*Exercise task*. Return each line of the data below exactly, omitting any pictures.

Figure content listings
━━━━

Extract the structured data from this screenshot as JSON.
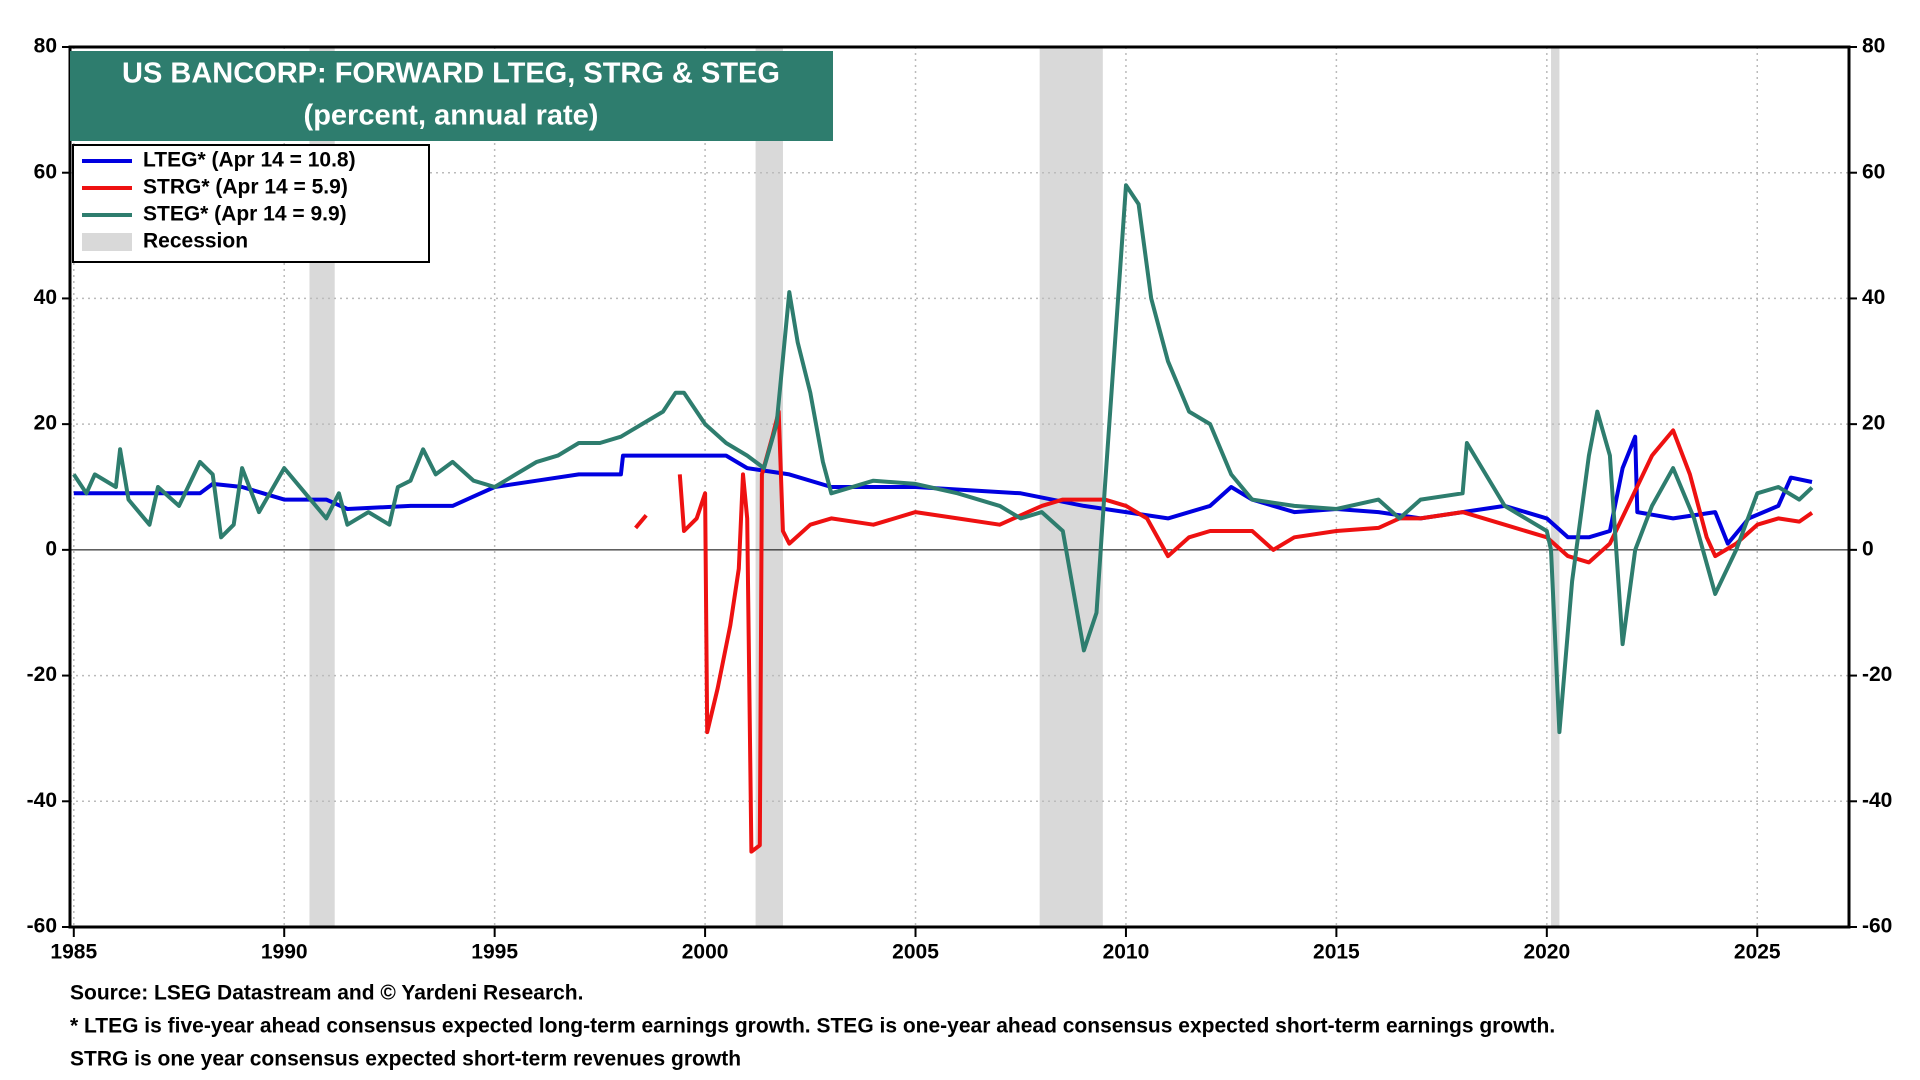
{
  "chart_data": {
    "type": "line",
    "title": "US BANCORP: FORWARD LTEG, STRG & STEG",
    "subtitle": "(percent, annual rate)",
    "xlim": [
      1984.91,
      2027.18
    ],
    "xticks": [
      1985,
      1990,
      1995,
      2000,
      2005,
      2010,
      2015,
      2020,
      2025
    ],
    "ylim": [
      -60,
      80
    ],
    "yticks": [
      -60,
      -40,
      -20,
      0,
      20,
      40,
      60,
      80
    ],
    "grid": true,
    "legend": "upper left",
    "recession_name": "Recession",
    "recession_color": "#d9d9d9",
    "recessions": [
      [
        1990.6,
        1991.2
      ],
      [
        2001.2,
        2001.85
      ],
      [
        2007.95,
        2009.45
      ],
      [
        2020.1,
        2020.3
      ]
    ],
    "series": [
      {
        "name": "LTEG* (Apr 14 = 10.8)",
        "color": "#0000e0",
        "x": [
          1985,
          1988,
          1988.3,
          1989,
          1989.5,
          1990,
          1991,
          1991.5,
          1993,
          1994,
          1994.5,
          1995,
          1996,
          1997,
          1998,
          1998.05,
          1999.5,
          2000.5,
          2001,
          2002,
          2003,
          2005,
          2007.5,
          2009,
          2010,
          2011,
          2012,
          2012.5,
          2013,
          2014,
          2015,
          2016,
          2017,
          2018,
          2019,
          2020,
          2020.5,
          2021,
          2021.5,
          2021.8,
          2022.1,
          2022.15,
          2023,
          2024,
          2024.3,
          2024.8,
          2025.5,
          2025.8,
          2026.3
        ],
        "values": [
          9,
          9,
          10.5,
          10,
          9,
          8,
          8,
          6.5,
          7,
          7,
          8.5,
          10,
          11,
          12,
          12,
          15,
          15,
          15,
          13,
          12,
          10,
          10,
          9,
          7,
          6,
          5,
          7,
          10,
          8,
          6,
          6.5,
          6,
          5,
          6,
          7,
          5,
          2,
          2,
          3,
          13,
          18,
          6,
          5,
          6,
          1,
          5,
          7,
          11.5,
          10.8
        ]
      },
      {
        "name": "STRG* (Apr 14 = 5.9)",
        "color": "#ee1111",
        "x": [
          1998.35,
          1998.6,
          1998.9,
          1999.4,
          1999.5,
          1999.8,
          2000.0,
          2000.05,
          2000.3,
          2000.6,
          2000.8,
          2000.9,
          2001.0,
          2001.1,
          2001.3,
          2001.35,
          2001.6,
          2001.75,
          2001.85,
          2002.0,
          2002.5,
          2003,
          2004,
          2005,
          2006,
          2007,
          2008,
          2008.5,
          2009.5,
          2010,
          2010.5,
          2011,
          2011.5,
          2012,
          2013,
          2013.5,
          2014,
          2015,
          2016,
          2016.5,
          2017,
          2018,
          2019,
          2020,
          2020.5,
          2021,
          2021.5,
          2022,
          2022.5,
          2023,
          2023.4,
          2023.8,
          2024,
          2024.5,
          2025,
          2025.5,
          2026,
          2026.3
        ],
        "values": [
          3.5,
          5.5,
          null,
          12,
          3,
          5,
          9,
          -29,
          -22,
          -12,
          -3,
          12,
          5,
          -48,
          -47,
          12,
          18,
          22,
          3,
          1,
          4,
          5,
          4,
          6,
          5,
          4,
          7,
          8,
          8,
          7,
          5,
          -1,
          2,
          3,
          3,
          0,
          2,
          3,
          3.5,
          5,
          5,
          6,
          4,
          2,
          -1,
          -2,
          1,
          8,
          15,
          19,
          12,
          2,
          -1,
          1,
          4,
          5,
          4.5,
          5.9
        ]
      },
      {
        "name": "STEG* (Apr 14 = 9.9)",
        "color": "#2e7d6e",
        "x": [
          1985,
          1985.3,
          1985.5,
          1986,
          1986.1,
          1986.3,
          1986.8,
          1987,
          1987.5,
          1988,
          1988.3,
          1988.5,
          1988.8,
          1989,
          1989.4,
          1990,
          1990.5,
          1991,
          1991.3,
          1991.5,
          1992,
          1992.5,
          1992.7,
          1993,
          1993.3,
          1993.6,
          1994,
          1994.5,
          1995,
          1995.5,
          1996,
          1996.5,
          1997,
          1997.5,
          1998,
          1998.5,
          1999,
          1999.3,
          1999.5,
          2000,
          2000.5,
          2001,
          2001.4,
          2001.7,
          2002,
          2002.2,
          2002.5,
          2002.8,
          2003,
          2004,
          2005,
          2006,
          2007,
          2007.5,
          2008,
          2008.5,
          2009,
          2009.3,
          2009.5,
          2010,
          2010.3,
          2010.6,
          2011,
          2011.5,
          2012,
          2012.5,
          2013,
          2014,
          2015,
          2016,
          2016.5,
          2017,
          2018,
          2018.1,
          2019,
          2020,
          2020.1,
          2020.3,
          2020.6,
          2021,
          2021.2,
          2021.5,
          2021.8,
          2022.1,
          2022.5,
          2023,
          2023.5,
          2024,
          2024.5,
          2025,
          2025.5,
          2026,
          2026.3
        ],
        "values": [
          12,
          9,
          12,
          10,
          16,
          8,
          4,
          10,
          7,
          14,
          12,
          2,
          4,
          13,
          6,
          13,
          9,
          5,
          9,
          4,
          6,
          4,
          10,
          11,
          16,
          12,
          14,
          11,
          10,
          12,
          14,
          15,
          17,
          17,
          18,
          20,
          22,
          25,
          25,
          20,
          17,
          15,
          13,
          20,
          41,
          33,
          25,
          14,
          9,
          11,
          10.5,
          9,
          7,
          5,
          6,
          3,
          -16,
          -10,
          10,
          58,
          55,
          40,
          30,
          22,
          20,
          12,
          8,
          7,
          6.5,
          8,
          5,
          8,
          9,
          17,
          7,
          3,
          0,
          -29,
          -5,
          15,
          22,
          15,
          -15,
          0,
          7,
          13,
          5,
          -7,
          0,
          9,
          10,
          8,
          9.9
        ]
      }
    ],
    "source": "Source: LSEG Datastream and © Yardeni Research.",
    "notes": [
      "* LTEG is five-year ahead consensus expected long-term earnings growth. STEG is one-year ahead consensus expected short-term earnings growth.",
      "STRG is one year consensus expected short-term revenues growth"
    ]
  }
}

━━━━

*Result of this task*.
Extract the structured data from this screenshot as JSON.
{
  "chart_data": {
    "type": "line",
    "title": "US BANCORP: FORWARD LTEG, STRG & STEG",
    "subtitle": "(percent, annual rate)",
    "xlim": [
      1984.91,
      2027.18
    ],
    "xticks": [
      1985,
      1990,
      1995,
      2000,
      2005,
      2010,
      2015,
      2020,
      2025
    ],
    "ylim": [
      -60,
      80
    ],
    "yticks": [
      -60,
      -40,
      -20,
      0,
      20,
      40,
      60,
      80
    ],
    "grid": true,
    "legend": "upper left",
    "recession_name": "Recession",
    "recession_color": "#d9d9d9",
    "recessions": [
      [
        1990.6,
        1991.2
      ],
      [
        2001.2,
        2001.85
      ],
      [
        2007.95,
        2009.45
      ],
      [
        2020.1,
        2020.3
      ]
    ],
    "series": [
      {
        "name": "LTEG* (Apr 14 = 10.8)",
        "color": "#0000e0",
        "x": [
          1985,
          1988,
          1988.3,
          1989,
          1989.5,
          1990,
          1991,
          1991.5,
          1993,
          1994,
          1994.5,
          1995,
          1996,
          1997,
          1998,
          1998.05,
          1999.5,
          2000.5,
          2001,
          2002,
          2003,
          2005,
          2007.5,
          2009,
          2010,
          2011,
          2012,
          2012.5,
          2013,
          2014,
          2015,
          2016,
          2017,
          2018,
          2019,
          2020,
          2020.5,
          2021,
          2021.5,
          2021.8,
          2022.1,
          2022.15,
          2023,
          2024,
          2024.3,
          2024.8,
          2025.5,
          2025.8,
          2026.3
        ],
        "values": [
          9,
          9,
          10.5,
          10,
          9,
          8,
          8,
          6.5,
          7,
          7,
          8.5,
          10,
          11,
          12,
          12,
          15,
          15,
          15,
          13,
          12,
          10,
          10,
          9,
          7,
          6,
          5,
          7,
          10,
          8,
          6,
          6.5,
          6,
          5,
          6,
          7,
          5,
          2,
          2,
          3,
          13,
          18,
          6,
          5,
          6,
          1,
          5,
          7,
          11.5,
          10.8
        ]
      },
      {
        "name": "STRG* (Apr 14 = 5.9)",
        "color": "#ee1111",
        "x": [
          1998.35,
          1998.6,
          1998.9,
          1999.4,
          1999.5,
          1999.8,
          2000.0,
          2000.05,
          2000.3,
          2000.6,
          2000.8,
          2000.9,
          2001.0,
          2001.1,
          2001.3,
          2001.35,
          2001.6,
          2001.75,
          2001.85,
          2002.0,
          2002.5,
          2003,
          2004,
          2005,
          2006,
          2007,
          2008,
          2008.5,
          2009.5,
          2010,
          2010.5,
          2011,
          2011.5,
          2012,
          2013,
          2013.5,
          2014,
          2015,
          2016,
          2016.5,
          2017,
          2018,
          2019,
          2020,
          2020.5,
          2021,
          2021.5,
          2022,
          2022.5,
          2023,
          2023.4,
          2023.8,
          2024,
          2024.5,
          2025,
          2025.5,
          2026,
          2026.3
        ],
        "values": [
          3.5,
          5.5,
          null,
          12,
          3,
          5,
          9,
          -29,
          -22,
          -12,
          -3,
          12,
          5,
          -48,
          -47,
          12,
          18,
          22,
          3,
          1,
          4,
          5,
          4,
          6,
          5,
          4,
          7,
          8,
          8,
          7,
          5,
          -1,
          2,
          3,
          3,
          0,
          2,
          3,
          3.5,
          5,
          5,
          6,
          4,
          2,
          -1,
          -2,
          1,
          8,
          15,
          19,
          12,
          2,
          -1,
          1,
          4,
          5,
          4.5,
          5.9
        ]
      },
      {
        "name": "STEG* (Apr 14 = 9.9)",
        "color": "#2e7d6e",
        "x": [
          1985,
          1985.3,
          1985.5,
          1986,
          1986.1,
          1986.3,
          1986.8,
          1987,
          1987.5,
          1988,
          1988.3,
          1988.5,
          1988.8,
          1989,
          1989.4,
          1990,
          1990.5,
          1991,
          1991.3,
          1991.5,
          1992,
          1992.5,
          1992.7,
          1993,
          1993.3,
          1993.6,
          1994,
          1994.5,
          1995,
          1995.5,
          1996,
          1996.5,
          1997,
          1997.5,
          1998,
          1998.5,
          1999,
          1999.3,
          1999.5,
          2000,
          2000.5,
          2001,
          2001.4,
          2001.7,
          2002,
          2002.2,
          2002.5,
          2002.8,
          2003,
          2004,
          2005,
          2006,
          2007,
          2007.5,
          2008,
          2008.5,
          2009,
          2009.3,
          2009.5,
          2010,
          2010.3,
          2010.6,
          2011,
          2011.5,
          2012,
          2012.5,
          2013,
          2014,
          2015,
          2016,
          2016.5,
          2017,
          2018,
          2018.1,
          2019,
          2020,
          2020.1,
          2020.3,
          2020.6,
          2021,
          2021.2,
          2021.5,
          2021.8,
          2022.1,
          2022.5,
          2023,
          2023.5,
          2024,
          2024.5,
          2025,
          2025.5,
          2026,
          2026.3
        ],
        "values": [
          12,
          9,
          12,
          10,
          16,
          8,
          4,
          10,
          7,
          14,
          12,
          2,
          4,
          13,
          6,
          13,
          9,
          5,
          9,
          4,
          6,
          4,
          10,
          11,
          16,
          12,
          14,
          11,
          10,
          12,
          14,
          15,
          17,
          17,
          18,
          20,
          22,
          25,
          25,
          20,
          17,
          15,
          13,
          20,
          41,
          33,
          25,
          14,
          9,
          11,
          10.5,
          9,
          7,
          5,
          6,
          3,
          -16,
          -10,
          10,
          58,
          55,
          40,
          30,
          22,
          20,
          12,
          8,
          7,
          6.5,
          8,
          5,
          8,
          9,
          17,
          7,
          3,
          0,
          -29,
          -5,
          15,
          22,
          15,
          -15,
          0,
          7,
          13,
          5,
          -7,
          0,
          9,
          10,
          8,
          9.9
        ]
      }
    ],
    "source": "Source: LSEG Datastream and © Yardeni Research.",
    "notes": [
      "* LTEG is five-year ahead consensus expected long-term earnings growth. STEG is one-year ahead consensus expected short-term earnings growth.",
      "STRG is one year consensus expected short-term revenues growth"
    ]
  }
}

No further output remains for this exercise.